Wherever "مزايا" appears in a line, list that line.

········

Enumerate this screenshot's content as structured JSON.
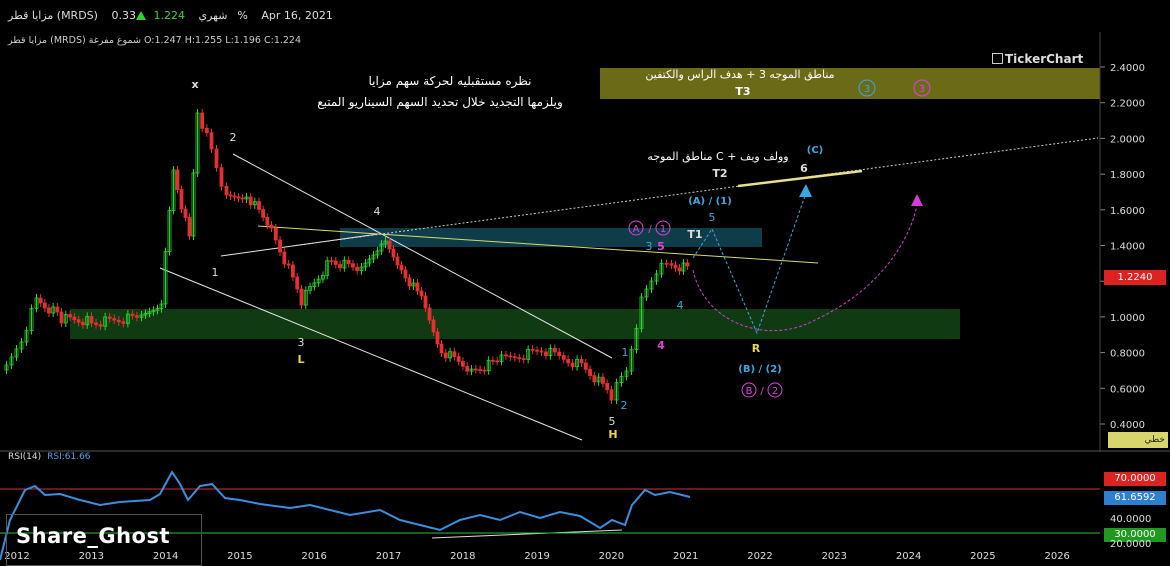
{
  "header": {
    "symbol_name": "مزايا قطر (MRDS)",
    "period": "شهري",
    "last_price": "1.224",
    "change_pct": "0.33%",
    "date": "Apr 16, 2021",
    "ohlc_line": "مزايا قطر (MRDS) شموع مفرغة O:1.247 H:1.255 L:1.196 C:1.224"
  },
  "brand": "TickerChart",
  "price_axis": {
    "ticks": [
      "2.4000",
      "2.2000",
      "2.0000",
      "1.8000",
      "1.6000",
      "1.4000",
      "1.2000",
      "1.0000",
      "0.8000",
      "0.6000",
      "0.4000"
    ],
    "current_price_label": "1.2240",
    "mode_button": "خطي"
  },
  "time_axis": [
    "2012",
    "2013",
    "2014",
    "2015",
    "2016",
    "2017",
    "2018",
    "2019",
    "2020",
    "2021",
    "2022",
    "2023",
    "2024",
    "2025",
    "2026"
  ],
  "annotations": {
    "title_line1": "نظره مستقبليه لحركة سهم مزايا",
    "title_line2": "ويلزمها التجديد خلال تحديد السهم السيناريو المتبع",
    "t3_zone_text": "مناطق الموجه 3 + هدف الراس والكتفين",
    "t3_label": "T3",
    "t2_text": "مناطق الموجه  C  + وولف ويف",
    "t2_label": "T2",
    "t1_label": "T1",
    "wave_x": "x",
    "wave_2": "2",
    "wave_1": "1",
    "wave_4": "4",
    "wave_3": "3",
    "wave_L": "L",
    "wave_5": "5",
    "wave_H": "H",
    "wave_1b": "1",
    "wave_2b": "2",
    "wave_A1": "(A) / (1)",
    "wave_C": "(C)",
    "wave_6": "6",
    "wave_5c": "5",
    "wave_3c": "3",
    "wave_5m": "5",
    "wave_4c": "4",
    "wave_4m": "4",
    "wave_R": "R",
    "wave_B2": "(B) / (2)",
    "circ_A": "A",
    "circ_1": "1",
    "circ_3": "3",
    "circ_3m": "3",
    "circ_B": "B",
    "circ_2": "2",
    "slash": "/"
  },
  "rsi": {
    "label": "RSI(14)",
    "value_label": "RSI:61.66",
    "ticks": [
      "40.0000",
      "20.0000"
    ],
    "upper_level": "70.0000",
    "current": "61.6592",
    "lower_level": "30.0000"
  },
  "watermark": "Share_Ghost",
  "colors": {
    "up_candle": "#2bd42b",
    "down_candle": "#e33030",
    "resistance_zone": "#0e3d49",
    "support_zone": "#0f3a12",
    "t3_zone": "#6b6a17",
    "rsi_line": "#3a8fe0"
  }
}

········

FINAL ANSWER →
    "symbol_name": "مزايا قطر (MRDS)",
    "ohlc_line": "مزايا قطر (MRDS) شموع مفرغة O:1.247 H:1.255 L:1.196 C:1.224"
    "title_line1": "نظره مستقبليه لحركة سهم مزايا",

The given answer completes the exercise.